#### Raw data:
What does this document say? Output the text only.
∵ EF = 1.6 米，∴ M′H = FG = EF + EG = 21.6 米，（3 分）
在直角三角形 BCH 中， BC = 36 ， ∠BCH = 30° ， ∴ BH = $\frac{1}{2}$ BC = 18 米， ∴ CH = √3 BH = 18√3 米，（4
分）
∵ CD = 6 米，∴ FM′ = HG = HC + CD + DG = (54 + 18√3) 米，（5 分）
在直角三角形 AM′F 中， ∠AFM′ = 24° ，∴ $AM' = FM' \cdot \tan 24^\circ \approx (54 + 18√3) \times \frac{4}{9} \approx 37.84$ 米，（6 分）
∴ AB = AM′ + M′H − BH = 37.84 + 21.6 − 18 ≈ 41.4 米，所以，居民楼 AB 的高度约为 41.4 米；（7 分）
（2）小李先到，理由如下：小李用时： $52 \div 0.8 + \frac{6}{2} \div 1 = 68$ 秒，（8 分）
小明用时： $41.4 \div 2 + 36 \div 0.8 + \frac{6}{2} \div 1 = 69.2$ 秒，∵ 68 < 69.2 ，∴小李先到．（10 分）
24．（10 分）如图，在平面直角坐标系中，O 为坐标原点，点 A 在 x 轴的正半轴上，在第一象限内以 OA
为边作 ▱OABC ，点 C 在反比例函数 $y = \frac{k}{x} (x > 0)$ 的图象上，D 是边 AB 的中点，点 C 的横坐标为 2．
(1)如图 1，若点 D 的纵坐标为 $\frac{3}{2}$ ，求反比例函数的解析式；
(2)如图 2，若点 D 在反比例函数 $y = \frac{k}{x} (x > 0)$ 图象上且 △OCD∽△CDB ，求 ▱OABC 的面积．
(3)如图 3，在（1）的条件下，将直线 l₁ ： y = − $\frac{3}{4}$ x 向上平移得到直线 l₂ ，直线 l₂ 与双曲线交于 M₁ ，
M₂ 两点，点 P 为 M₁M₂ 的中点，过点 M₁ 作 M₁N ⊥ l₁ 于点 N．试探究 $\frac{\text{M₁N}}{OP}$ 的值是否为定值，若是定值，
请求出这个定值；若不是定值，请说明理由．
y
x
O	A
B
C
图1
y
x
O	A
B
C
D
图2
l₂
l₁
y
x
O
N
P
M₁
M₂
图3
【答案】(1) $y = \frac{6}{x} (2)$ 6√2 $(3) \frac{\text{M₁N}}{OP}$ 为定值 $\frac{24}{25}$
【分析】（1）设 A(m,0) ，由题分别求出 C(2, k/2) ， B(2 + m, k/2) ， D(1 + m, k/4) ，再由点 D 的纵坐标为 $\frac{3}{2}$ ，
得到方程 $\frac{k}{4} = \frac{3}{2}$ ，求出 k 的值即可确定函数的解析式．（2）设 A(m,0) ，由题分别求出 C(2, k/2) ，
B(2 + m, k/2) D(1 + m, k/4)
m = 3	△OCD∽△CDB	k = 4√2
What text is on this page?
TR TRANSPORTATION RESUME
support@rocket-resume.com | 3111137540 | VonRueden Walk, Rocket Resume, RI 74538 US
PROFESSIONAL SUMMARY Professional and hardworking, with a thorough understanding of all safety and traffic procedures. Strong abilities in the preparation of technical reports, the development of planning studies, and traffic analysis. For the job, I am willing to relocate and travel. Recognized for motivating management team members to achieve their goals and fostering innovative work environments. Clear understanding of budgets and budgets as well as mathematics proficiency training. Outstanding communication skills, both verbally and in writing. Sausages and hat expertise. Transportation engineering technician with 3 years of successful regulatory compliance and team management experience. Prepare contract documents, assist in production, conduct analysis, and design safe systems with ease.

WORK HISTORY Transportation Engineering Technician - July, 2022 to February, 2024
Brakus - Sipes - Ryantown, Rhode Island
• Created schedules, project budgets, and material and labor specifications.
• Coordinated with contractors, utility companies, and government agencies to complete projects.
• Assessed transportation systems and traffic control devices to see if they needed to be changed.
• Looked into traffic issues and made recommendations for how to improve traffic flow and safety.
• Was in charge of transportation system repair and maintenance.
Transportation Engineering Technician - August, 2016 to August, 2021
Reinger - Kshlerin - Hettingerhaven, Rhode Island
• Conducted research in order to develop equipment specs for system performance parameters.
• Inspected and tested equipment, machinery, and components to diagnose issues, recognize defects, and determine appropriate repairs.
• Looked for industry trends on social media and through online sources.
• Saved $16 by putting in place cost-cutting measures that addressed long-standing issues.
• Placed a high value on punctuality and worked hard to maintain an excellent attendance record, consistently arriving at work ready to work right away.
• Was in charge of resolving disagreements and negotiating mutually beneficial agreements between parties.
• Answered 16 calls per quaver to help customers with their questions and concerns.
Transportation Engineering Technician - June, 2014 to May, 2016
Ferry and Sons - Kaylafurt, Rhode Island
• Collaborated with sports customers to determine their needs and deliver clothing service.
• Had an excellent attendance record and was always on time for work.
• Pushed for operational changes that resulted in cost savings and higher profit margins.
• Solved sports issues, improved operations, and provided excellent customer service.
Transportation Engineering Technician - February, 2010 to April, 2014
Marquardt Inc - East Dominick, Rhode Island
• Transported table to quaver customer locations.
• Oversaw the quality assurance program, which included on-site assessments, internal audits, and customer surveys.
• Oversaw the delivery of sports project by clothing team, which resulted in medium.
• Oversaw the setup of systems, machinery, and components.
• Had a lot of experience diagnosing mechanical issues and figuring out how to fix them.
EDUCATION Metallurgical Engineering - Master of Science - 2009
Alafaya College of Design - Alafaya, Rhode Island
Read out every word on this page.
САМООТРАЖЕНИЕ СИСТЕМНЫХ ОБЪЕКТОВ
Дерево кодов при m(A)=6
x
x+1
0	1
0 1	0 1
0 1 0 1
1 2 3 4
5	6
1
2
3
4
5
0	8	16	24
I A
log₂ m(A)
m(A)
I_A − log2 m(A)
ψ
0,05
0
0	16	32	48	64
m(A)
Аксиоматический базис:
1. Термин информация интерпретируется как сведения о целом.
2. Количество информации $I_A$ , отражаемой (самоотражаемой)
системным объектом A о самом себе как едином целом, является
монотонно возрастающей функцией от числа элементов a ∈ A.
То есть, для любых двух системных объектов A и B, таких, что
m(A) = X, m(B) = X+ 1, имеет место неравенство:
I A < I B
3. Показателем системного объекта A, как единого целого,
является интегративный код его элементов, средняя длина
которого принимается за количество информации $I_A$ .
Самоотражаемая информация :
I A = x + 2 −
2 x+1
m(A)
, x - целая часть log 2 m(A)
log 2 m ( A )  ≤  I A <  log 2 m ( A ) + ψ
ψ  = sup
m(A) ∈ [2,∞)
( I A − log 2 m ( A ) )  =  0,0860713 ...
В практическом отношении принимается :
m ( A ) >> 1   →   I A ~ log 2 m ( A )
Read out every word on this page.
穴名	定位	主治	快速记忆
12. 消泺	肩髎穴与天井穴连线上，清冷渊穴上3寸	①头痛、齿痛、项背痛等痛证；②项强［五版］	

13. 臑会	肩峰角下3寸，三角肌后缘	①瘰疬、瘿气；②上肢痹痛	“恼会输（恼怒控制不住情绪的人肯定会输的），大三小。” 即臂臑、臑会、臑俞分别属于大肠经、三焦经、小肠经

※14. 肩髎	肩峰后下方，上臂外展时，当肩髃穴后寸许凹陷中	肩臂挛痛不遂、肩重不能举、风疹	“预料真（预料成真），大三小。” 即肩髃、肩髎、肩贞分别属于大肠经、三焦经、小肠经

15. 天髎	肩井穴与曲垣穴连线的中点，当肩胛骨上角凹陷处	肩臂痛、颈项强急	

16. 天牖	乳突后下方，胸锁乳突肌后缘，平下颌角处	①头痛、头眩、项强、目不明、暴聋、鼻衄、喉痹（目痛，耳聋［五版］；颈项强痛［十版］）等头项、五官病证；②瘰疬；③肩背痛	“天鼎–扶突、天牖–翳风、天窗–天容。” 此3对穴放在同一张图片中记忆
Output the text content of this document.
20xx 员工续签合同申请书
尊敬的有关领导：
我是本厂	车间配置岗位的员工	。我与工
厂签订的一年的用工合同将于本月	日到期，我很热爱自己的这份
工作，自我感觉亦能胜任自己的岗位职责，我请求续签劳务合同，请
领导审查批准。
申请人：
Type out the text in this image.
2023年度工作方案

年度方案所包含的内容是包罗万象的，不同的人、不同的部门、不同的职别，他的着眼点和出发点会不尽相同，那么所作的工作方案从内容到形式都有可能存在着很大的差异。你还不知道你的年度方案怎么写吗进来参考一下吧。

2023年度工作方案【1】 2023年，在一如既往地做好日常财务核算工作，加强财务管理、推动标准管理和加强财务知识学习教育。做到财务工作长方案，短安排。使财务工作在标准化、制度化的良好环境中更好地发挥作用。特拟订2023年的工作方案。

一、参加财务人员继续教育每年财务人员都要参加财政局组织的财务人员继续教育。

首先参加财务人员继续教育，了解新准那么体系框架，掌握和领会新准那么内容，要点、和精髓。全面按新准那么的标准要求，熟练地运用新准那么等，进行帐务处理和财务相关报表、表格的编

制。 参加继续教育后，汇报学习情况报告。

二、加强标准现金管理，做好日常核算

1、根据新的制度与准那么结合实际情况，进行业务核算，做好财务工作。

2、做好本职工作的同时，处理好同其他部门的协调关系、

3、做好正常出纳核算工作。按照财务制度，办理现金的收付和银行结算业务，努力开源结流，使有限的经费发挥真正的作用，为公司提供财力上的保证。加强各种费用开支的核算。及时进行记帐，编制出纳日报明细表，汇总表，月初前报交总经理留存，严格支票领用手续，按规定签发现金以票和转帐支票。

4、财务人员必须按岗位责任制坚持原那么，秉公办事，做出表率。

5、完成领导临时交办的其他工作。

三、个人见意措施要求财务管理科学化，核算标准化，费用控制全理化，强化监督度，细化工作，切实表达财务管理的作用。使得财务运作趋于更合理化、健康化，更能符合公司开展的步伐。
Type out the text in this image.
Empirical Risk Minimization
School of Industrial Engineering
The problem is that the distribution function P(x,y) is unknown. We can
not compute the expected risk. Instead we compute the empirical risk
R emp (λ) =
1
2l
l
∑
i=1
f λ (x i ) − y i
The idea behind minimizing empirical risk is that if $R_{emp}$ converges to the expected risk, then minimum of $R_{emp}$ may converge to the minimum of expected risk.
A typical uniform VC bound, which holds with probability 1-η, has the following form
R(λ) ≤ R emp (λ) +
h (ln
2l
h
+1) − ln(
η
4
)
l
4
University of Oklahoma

#### Your task:
The answer is a single number, the count of lines in the records that contain the string "OABC".

#### Reply:
2